> INPUT
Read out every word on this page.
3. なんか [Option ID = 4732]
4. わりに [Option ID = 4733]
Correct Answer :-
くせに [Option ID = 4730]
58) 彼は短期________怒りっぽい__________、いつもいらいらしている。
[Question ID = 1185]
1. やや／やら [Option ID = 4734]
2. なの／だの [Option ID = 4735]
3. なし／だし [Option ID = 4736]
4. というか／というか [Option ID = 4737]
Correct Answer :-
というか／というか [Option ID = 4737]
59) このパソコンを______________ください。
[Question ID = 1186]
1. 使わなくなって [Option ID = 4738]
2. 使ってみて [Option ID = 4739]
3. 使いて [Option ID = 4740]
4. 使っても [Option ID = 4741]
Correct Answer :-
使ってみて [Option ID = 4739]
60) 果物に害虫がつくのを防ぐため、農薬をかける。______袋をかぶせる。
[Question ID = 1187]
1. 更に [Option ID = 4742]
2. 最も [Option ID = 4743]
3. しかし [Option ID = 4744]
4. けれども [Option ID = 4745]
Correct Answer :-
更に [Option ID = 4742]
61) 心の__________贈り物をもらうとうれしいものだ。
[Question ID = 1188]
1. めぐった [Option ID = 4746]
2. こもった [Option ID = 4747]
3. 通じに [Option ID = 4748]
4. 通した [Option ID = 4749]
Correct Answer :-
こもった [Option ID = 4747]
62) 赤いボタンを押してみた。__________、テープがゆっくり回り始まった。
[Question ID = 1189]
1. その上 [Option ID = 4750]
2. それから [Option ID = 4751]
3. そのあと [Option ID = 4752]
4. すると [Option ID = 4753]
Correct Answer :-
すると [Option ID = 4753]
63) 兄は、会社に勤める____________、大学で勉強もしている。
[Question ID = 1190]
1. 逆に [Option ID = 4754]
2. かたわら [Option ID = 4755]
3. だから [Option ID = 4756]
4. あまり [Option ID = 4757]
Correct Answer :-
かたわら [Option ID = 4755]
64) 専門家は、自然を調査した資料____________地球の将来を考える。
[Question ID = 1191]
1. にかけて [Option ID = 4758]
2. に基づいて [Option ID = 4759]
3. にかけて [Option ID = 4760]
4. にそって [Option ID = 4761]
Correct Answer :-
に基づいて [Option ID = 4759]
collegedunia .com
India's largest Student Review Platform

> WORK TO DO
Take every line from the data above that holds "にかけて" and copy it out.

> SOLUTION FOR THIS EXERCISE
1. にかけて [Option ID = 4758]
3. にかけて [Option ID = 4760]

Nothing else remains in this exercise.